Direction: Pictures do not belong in the copy; restate the records below word for word.

Structured figure records:
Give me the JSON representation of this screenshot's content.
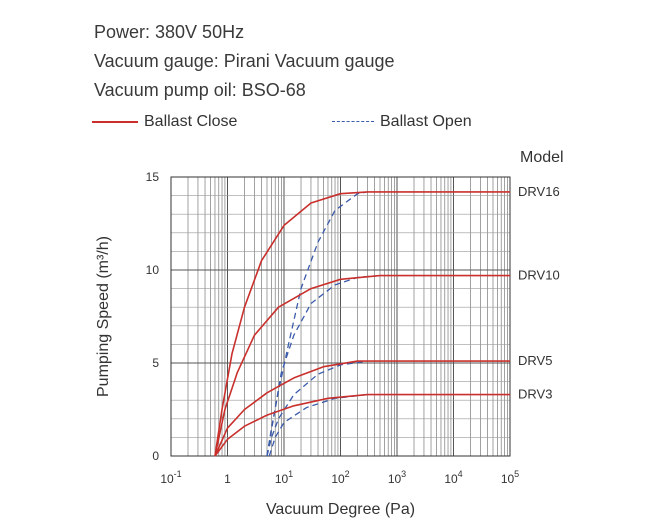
{
  "specs": {
    "power": "Power: 380V 50Hz",
    "gauge": "Vacuum gauge: Pirani Vacuum gauge",
    "oil": "Vacuum pump oil: BSO-68"
  },
  "legend": {
    "close": "Ballast Close",
    "open": "Ballast Open",
    "close_color": "#c9302c",
    "open_color": "#3b5bab"
  },
  "chart_data": {
    "type": "line",
    "xlabel": "Vacuum Degree (Pa)",
    "ylabel": "Pumping Speed (m³/h)",
    "x_scale": "log",
    "xlim": [
      0.1,
      100000
    ],
    "ylim": [
      0,
      15
    ],
    "grid": true,
    "x_ticks": [
      {
        "value": 0.1,
        "base": "10",
        "exp": "-1"
      },
      {
        "value": 1,
        "base": "1",
        "exp": ""
      },
      {
        "value": 10,
        "base": "10",
        "exp": "1"
      },
      {
        "value": 100,
        "base": "10",
        "exp": "2"
      },
      {
        "value": 1000,
        "base": "10",
        "exp": "3"
      },
      {
        "value": 10000,
        "base": "10",
        "exp": "4"
      },
      {
        "value": 100000,
        "base": "10",
        "exp": "5"
      }
    ],
    "y_ticks": [
      0,
      5,
      10,
      15
    ],
    "model_header": "Model",
    "models": [
      {
        "name": "DRV16",
        "max": 14.2,
        "close": [
          [
            0.6,
            0
          ],
          [
            0.8,
            2.5
          ],
          [
            1.2,
            5.5
          ],
          [
            2,
            8
          ],
          [
            4,
            10.5
          ],
          [
            10,
            12.4
          ],
          [
            30,
            13.6
          ],
          [
            100,
            14.1
          ],
          [
            300,
            14.2
          ],
          [
            100000,
            14.2
          ]
        ],
        "open": [
          [
            5,
            0
          ],
          [
            6,
            1.5
          ],
          [
            8,
            3.5
          ],
          [
            12,
            6
          ],
          [
            20,
            9
          ],
          [
            40,
            11.5
          ],
          [
            80,
            13.2
          ],
          [
            200,
            14.1
          ],
          [
            300,
            14.2
          ]
        ]
      },
      {
        "name": "DRV10",
        "max": 9.7,
        "close": [
          [
            0.6,
            0
          ],
          [
            0.9,
            2.5
          ],
          [
            1.5,
            4.5
          ],
          [
            3,
            6.5
          ],
          [
            8,
            8
          ],
          [
            30,
            9
          ],
          [
            100,
            9.5
          ],
          [
            500,
            9.7
          ],
          [
            100000,
            9.7
          ]
        ],
        "open": [
          [
            5,
            0
          ],
          [
            6.5,
            2
          ],
          [
            9,
            4.5
          ],
          [
            15,
            6.5
          ],
          [
            30,
            8.2
          ],
          [
            80,
            9.2
          ],
          [
            200,
            9.6
          ],
          [
            500,
            9.7
          ]
        ]
      },
      {
        "name": "DRV5",
        "max": 5.1,
        "close": [
          [
            0.6,
            0
          ],
          [
            1,
            1.5
          ],
          [
            2,
            2.5
          ],
          [
            5,
            3.4
          ],
          [
            15,
            4.2
          ],
          [
            50,
            4.8
          ],
          [
            200,
            5.1
          ],
          [
            100000,
            5.1
          ]
        ],
        "open": [
          [
            5,
            0
          ],
          [
            6,
            1
          ],
          [
            8,
            2
          ],
          [
            15,
            3.3
          ],
          [
            40,
            4.4
          ],
          [
            100,
            4.9
          ],
          [
            300,
            5.1
          ]
        ]
      },
      {
        "name": "DRV3",
        "max": 3.3,
        "close": [
          [
            0.6,
            0
          ],
          [
            1,
            0.9
          ],
          [
            2,
            1.6
          ],
          [
            5,
            2.2
          ],
          [
            15,
            2.7
          ],
          [
            60,
            3.1
          ],
          [
            300,
            3.3
          ],
          [
            100000,
            3.3
          ]
        ],
        "open": [
          [
            5.5,
            0
          ],
          [
            7,
            1
          ],
          [
            10,
            1.8
          ],
          [
            25,
            2.6
          ],
          [
            80,
            3.1
          ],
          [
            300,
            3.3
          ]
        ]
      }
    ]
  }
}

Solution for this problem:
Give me the JSON representation of this screenshot's content.
{
  "specs": {
    "power": "Power: 380V 50Hz",
    "gauge": "Vacuum gauge: Pirani Vacuum gauge",
    "oil": "Vacuum pump oil: BSO-68"
  },
  "legend": {
    "close": "Ballast Close",
    "open": "Ballast Open",
    "close_color": "#c9302c",
    "open_color": "#3b5bab"
  },
  "chart_data": {
    "type": "line",
    "xlabel": "Vacuum Degree (Pa)",
    "ylabel": "Pumping Speed (m³/h)",
    "x_scale": "log",
    "xlim": [
      0.1,
      100000
    ],
    "ylim": [
      0,
      15
    ],
    "grid": true,
    "x_ticks": [
      {
        "value": 0.1,
        "base": "10",
        "exp": "-1"
      },
      {
        "value": 1,
        "base": "1",
        "exp": ""
      },
      {
        "value": 10,
        "base": "10",
        "exp": "1"
      },
      {
        "value": 100,
        "base": "10",
        "exp": "2"
      },
      {
        "value": 1000,
        "base": "10",
        "exp": "3"
      },
      {
        "value": 10000,
        "base": "10",
        "exp": "4"
      },
      {
        "value": 100000,
        "base": "10",
        "exp": "5"
      }
    ],
    "y_ticks": [
      0,
      5,
      10,
      15
    ],
    "model_header": "Model",
    "models": [
      {
        "name": "DRV16",
        "max": 14.2,
        "close": [
          [
            0.6,
            0
          ],
          [
            0.8,
            2.5
          ],
          [
            1.2,
            5.5
          ],
          [
            2,
            8
          ],
          [
            4,
            10.5
          ],
          [
            10,
            12.4
          ],
          [
            30,
            13.6
          ],
          [
            100,
            14.1
          ],
          [
            300,
            14.2
          ],
          [
            100000,
            14.2
          ]
        ],
        "open": [
          [
            5,
            0
          ],
          [
            6,
            1.5
          ],
          [
            8,
            3.5
          ],
          [
            12,
            6
          ],
          [
            20,
            9
          ],
          [
            40,
            11.5
          ],
          [
            80,
            13.2
          ],
          [
            200,
            14.1
          ],
          [
            300,
            14.2
          ]
        ]
      },
      {
        "name": "DRV10",
        "max": 9.7,
        "close": [
          [
            0.6,
            0
          ],
          [
            0.9,
            2.5
          ],
          [
            1.5,
            4.5
          ],
          [
            3,
            6.5
          ],
          [
            8,
            8
          ],
          [
            30,
            9
          ],
          [
            100,
            9.5
          ],
          [
            500,
            9.7
          ],
          [
            100000,
            9.7
          ]
        ],
        "open": [
          [
            5,
            0
          ],
          [
            6.5,
            2
          ],
          [
            9,
            4.5
          ],
          [
            15,
            6.5
          ],
          [
            30,
            8.2
          ],
          [
            80,
            9.2
          ],
          [
            200,
            9.6
          ],
          [
            500,
            9.7
          ]
        ]
      },
      {
        "name": "DRV5",
        "max": 5.1,
        "close": [
          [
            0.6,
            0
          ],
          [
            1,
            1.5
          ],
          [
            2,
            2.5
          ],
          [
            5,
            3.4
          ],
          [
            15,
            4.2
          ],
          [
            50,
            4.8
          ],
          [
            200,
            5.1
          ],
          [
            100000,
            5.1
          ]
        ],
        "open": [
          [
            5,
            0
          ],
          [
            6,
            1
          ],
          [
            8,
            2
          ],
          [
            15,
            3.3
          ],
          [
            40,
            4.4
          ],
          [
            100,
            4.9
          ],
          [
            300,
            5.1
          ]
        ]
      },
      {
        "name": "DRV3",
        "max": 3.3,
        "close": [
          [
            0.6,
            0
          ],
          [
            1,
            0.9
          ],
          [
            2,
            1.6
          ],
          [
            5,
            2.2
          ],
          [
            15,
            2.7
          ],
          [
            60,
            3.1
          ],
          [
            300,
            3.3
          ],
          [
            100000,
            3.3
          ]
        ],
        "open": [
          [
            5.5,
            0
          ],
          [
            7,
            1
          ],
          [
            10,
            1.8
          ],
          [
            25,
            2.6
          ],
          [
            80,
            3.1
          ],
          [
            300,
            3.3
          ]
        ]
      }
    ]
  }
}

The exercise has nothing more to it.